## TASK BRIEF:
Write out every line of the records below exactly, with no changes.

## RECORDS FOR THE TASK:
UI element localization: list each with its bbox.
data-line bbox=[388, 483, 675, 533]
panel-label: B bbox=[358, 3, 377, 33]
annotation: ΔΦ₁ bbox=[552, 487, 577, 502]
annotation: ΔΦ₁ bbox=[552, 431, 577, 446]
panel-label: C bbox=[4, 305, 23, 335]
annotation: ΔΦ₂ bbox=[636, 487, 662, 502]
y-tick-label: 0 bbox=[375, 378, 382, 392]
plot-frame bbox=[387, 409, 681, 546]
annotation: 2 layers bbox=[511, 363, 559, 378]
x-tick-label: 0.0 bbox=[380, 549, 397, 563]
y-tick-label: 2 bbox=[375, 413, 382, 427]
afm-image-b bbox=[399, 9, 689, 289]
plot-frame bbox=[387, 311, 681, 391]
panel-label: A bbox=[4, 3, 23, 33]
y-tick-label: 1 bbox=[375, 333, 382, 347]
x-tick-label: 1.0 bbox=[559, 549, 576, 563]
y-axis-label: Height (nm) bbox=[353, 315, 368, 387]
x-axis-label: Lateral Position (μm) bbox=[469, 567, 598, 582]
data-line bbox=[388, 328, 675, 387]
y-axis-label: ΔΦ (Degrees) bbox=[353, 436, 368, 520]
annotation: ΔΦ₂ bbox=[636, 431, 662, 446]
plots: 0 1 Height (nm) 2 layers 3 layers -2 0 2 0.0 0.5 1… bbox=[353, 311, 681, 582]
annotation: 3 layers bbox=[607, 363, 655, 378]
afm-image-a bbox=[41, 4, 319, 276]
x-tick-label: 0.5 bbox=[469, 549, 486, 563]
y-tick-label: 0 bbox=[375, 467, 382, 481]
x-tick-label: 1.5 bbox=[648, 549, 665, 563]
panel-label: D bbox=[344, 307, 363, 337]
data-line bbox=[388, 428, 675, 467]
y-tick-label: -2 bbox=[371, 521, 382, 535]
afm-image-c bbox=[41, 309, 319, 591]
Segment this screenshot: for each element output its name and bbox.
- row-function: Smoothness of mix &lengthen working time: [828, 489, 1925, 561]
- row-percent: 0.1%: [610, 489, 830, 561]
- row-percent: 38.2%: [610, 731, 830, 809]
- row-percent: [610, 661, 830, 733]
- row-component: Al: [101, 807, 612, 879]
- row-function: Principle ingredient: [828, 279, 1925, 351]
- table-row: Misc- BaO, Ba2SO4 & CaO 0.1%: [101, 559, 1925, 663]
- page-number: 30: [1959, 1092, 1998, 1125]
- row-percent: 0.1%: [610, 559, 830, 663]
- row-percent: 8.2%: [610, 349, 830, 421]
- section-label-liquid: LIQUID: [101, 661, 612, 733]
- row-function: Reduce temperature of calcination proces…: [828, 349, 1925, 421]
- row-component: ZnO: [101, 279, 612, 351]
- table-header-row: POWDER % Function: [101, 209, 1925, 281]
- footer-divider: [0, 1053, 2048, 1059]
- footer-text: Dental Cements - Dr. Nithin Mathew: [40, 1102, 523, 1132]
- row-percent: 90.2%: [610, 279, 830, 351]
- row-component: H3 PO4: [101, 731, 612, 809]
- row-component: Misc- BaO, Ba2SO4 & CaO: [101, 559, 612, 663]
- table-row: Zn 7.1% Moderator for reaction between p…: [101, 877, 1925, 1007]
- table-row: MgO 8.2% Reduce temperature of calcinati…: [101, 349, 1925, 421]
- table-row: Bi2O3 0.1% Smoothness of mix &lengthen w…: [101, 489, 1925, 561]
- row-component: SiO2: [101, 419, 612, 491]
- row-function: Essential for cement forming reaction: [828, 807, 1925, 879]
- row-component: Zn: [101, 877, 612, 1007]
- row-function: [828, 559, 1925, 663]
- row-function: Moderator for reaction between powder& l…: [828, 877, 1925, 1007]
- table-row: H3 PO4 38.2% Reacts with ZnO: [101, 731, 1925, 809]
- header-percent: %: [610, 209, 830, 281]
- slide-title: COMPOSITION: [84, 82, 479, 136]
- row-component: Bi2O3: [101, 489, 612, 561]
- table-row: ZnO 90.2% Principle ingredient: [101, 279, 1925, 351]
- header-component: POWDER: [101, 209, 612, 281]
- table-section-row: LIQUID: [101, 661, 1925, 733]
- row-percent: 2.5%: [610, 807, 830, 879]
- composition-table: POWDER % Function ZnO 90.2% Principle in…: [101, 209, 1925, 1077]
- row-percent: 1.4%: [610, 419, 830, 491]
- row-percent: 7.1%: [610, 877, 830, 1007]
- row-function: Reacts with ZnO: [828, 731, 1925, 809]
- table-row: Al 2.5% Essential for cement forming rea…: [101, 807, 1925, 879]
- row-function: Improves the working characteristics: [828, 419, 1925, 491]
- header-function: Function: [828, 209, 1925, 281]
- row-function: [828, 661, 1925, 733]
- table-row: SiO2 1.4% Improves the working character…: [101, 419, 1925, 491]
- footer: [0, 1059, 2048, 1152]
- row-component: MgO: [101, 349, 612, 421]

## SOLUTION TO THIS EXERCISE:
UI element localization: list each with its bbox.
data-line bbox=[388, 483, 675, 533]
panel-label: B bbox=[358, 3, 377, 33]
annotation: ΔΦ₁ bbox=[552, 487, 577, 502]
annotation: ΔΦ₁ bbox=[552, 431, 577, 446]
panel-label: C bbox=[4, 305, 23, 335]
annotation: ΔΦ₂ bbox=[636, 487, 662, 502]
y-tick-label: 0 bbox=[375, 378, 382, 392]
plot-frame bbox=[387, 409, 681, 546]
annotation: 2 layers bbox=[511, 363, 559, 378]
x-tick-label: 0.0 bbox=[380, 549, 397, 563]
y-tick-label: 2 bbox=[375, 413, 382, 427]
afm-image-b bbox=[399, 9, 689, 289]
plot-frame bbox=[387, 311, 681, 391]
panel-label: A bbox=[4, 3, 23, 33]
y-tick-label: 1 bbox=[375, 333, 382, 347]
x-tick-label: 1.0 bbox=[559, 549, 576, 563]
y-axis-label: Height (nm) bbox=[353, 315, 368, 387]
x-axis-label: Lateral Position (μm) bbox=[469, 567, 598, 582]
data-line bbox=[388, 328, 675, 387]
y-axis-label: ΔΦ (Degrees) bbox=[353, 436, 368, 520]
annotation: ΔΦ₂ bbox=[636, 431, 662, 446]
plots: 0 1 Height (nm) 2 layers 3 layers -2 0 2 0.0 0.5 1… bbox=[353, 311, 681, 582]
annotation: 3 layers bbox=[607, 363, 655, 378]
afm-image-a bbox=[41, 4, 319, 276]
x-tick-label: 0.5 bbox=[469, 549, 486, 563]
y-tick-label: 0 bbox=[375, 467, 382, 481]
x-tick-label: 1.5 bbox=[648, 549, 665, 563]
panel-label: D bbox=[344, 307, 363, 337]
data-line bbox=[388, 428, 675, 467]
y-tick-label: -2 bbox=[371, 521, 382, 535]
afm-image-c bbox=[41, 309, 319, 591]
Segment this screenshot: for each element output its name and bbox.
- row-function: Smoothness of mix &lengthen working time: [828, 489, 1925, 561]
- row-percent: 0.1%: [610, 489, 830, 561]
- row-percent: 38.2%: [610, 731, 830, 809]
- row-percent: [610, 661, 830, 733]
- row-component: Al: [101, 807, 612, 879]
- row-function: Principle ingredient: [828, 279, 1925, 351]
- table-row: Misc- BaO, Ba2SO4 & CaO 0.1%: [101, 559, 1925, 663]
- page-number: 30: [1959, 1092, 1998, 1125]
- row-percent: 0.1%: [610, 559, 830, 663]
- row-percent: 8.2%: [610, 349, 830, 421]
- section-label-liquid: LIQUID: [101, 661, 612, 733]
- row-function: Reduce temperature of calcination proces…: [828, 349, 1925, 421]
- row-component: ZnO: [101, 279, 612, 351]
- table-header-row: POWDER % Function: [101, 209, 1925, 281]
- footer-divider: [0, 1053, 2048, 1059]
- footer-text: Dental Cements - Dr. Nithin Mathew: [40, 1102, 523, 1132]
- row-percent: 90.2%: [610, 279, 830, 351]
- row-component: H3 PO4: [101, 731, 612, 809]
- row-component: Misc- BaO, Ba2SO4 & CaO: [101, 559, 612, 663]
- table-row: Zn 7.1% Moderator for reaction between p…: [101, 877, 1925, 1007]
- table-row: MgO 8.2% Reduce temperature of calcinati…: [101, 349, 1925, 421]
- table-row: Bi2O3 0.1% Smoothness of mix &lengthen w…: [101, 489, 1925, 561]
- row-component: SiO2: [101, 419, 612, 491]
- row-function: Essential for cement forming reaction: [828, 807, 1925, 879]
- row-component: Zn: [101, 877, 612, 1007]
- row-function: [828, 559, 1925, 663]
- row-function: Moderator for reaction between powder& l…: [828, 877, 1925, 1007]
- table-row: H3 PO4 38.2% Reacts with ZnO: [101, 731, 1925, 809]
- header-percent: %: [610, 209, 830, 281]
- slide-title: COMPOSITION: [84, 82, 479, 136]
- row-component: Bi2O3: [101, 489, 612, 561]
- table-row: ZnO 90.2% Principle ingredient: [101, 279, 1925, 351]
- header-component: POWDER: [101, 209, 612, 281]
- table-section-row: LIQUID: [101, 661, 1925, 733]
- row-percent: 2.5%: [610, 807, 830, 879]
- composition-table: POWDER % Function ZnO 90.2% Principle in…: [101, 209, 1925, 1077]
- row-percent: 1.4%: [610, 419, 830, 491]
- row-percent: 7.1%: [610, 877, 830, 1007]
- row-function: Reacts with ZnO: [828, 731, 1925, 809]
- table-row: Al 2.5% Essential for cement forming rea…: [101, 807, 1925, 879]
- row-function: Improves the working characteristics: [828, 419, 1925, 491]
- header-function: Function: [828, 209, 1925, 281]
- row-function: [828, 661, 1925, 733]
- table-row: SiO2 1.4% Improves the working character…: [101, 419, 1925, 491]
- footer: [0, 1059, 2048, 1152]
- row-component: MgO: [101, 349, 612, 421]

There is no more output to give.